Which lines in the listing below contain "weerman"? Copy each of them.
(Beginning of Material to process)
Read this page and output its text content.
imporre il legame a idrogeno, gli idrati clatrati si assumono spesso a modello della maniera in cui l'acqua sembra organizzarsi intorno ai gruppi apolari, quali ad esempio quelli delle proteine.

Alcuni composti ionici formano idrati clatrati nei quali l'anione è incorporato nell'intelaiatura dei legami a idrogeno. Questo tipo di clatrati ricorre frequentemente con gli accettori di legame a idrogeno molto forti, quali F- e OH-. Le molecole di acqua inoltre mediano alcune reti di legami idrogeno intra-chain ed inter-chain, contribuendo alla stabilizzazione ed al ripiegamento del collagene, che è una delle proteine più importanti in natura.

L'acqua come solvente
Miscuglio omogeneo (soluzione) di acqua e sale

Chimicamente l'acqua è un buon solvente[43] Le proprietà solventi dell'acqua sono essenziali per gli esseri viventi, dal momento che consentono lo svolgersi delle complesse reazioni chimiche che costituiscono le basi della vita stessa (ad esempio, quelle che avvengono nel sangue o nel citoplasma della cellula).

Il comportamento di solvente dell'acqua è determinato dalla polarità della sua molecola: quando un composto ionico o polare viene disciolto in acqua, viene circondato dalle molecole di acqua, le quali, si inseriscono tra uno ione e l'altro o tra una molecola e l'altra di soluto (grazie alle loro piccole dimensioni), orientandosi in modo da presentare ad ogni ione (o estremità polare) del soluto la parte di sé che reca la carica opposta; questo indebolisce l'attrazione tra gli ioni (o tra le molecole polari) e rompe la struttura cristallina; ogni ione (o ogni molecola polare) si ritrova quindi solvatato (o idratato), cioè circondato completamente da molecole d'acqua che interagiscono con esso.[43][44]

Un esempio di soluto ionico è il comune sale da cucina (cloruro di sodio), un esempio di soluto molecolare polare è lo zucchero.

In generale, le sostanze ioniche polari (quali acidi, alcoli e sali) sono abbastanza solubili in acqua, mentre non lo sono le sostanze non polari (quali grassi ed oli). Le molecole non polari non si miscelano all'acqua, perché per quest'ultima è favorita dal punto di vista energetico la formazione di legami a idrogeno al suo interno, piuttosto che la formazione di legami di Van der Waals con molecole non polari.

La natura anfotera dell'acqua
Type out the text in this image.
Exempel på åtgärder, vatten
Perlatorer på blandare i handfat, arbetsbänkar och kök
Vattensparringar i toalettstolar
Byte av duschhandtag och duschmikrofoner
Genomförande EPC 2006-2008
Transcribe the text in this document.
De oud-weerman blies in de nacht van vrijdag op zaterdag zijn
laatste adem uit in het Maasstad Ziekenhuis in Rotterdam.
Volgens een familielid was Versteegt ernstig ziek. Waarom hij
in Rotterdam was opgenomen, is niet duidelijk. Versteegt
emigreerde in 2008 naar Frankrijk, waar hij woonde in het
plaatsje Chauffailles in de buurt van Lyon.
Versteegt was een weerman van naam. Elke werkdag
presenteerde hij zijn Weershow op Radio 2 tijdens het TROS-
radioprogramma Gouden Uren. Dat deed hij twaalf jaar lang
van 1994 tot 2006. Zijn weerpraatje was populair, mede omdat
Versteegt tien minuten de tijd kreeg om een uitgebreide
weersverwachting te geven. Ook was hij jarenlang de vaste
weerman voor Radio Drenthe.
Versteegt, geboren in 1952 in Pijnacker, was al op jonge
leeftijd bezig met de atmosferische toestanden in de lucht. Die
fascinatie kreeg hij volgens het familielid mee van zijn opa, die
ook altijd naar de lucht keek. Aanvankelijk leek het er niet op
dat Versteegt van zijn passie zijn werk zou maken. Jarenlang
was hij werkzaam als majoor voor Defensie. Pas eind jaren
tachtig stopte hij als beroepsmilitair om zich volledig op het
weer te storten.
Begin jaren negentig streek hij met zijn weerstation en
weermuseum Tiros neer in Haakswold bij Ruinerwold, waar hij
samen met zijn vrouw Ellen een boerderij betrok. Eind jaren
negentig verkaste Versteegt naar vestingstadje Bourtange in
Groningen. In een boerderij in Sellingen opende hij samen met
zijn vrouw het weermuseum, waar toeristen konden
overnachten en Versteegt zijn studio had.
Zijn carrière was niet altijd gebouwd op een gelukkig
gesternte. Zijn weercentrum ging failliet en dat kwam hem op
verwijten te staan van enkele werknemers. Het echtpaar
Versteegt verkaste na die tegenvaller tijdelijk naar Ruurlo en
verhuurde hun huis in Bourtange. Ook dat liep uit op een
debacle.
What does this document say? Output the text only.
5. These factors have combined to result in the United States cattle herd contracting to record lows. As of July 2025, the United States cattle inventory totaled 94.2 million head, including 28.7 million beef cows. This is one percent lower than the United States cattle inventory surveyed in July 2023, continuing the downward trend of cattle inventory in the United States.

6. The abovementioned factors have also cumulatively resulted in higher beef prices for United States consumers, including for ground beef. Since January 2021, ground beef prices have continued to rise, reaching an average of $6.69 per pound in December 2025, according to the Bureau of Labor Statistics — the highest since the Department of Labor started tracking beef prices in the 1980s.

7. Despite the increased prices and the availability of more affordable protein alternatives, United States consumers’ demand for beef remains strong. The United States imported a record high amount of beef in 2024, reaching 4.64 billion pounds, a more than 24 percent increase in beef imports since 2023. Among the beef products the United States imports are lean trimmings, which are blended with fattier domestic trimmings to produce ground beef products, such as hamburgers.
(End of Material to process)
**Response to this task**.
De oud-weerman blies in de nacht van vrijdag op zaterdag zijn
Versteegt was een weerman van naam. Elke werkdag
weerman voor Radio Drenthe.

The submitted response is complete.